- **Materials provided**
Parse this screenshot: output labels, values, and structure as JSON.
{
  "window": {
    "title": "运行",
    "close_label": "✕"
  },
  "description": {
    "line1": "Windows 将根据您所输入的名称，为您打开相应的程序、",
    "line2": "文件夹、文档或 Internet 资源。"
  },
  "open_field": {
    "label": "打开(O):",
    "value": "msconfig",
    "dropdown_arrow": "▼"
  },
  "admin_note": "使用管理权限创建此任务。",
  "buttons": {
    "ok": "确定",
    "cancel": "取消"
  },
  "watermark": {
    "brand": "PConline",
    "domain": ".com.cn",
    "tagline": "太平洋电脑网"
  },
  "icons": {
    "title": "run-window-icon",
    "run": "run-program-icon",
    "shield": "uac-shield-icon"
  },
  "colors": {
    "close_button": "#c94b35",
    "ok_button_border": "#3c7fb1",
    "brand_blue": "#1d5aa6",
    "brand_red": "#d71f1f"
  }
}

- **Given request**
Write out every line from the records above, word for word.

- **Response to the exercise**
Parse this screenshot: output labels, values, and structure as JSON.
{
  "window": {
    "title": "运行",
    "close_label": "✕"
  },
  "description": {
    "line1": "Windows 将根据您所输入的名称，为您打开相应的程序、",
    "line2": "文件夹、文档或 Internet 资源。"
  },
  "open_field": {
    "label": "打开(O):",
    "value": "msconfig",
    "dropdown_arrow": "▼"
  },
  "admin_note": "使用管理权限创建此任务。",
  "buttons": {
    "ok": "确定",
    "cancel": "取消"
  },
  "watermark": {
    "brand": "PConline",
    "domain": ".com.cn",
    "tagline": "太平洋电脑网"
  },
  "icons": {
    "title": "run-window-icon",
    "run": "run-program-icon",
    "shield": "uac-shield-icon"
  },
  "colors": {
    "close_button": "#c94b35",
    "ok_button_border": "#3c7fb1",
    "brand_blue": "#1d5aa6",
    "brand_red": "#d71f1f"
  }
}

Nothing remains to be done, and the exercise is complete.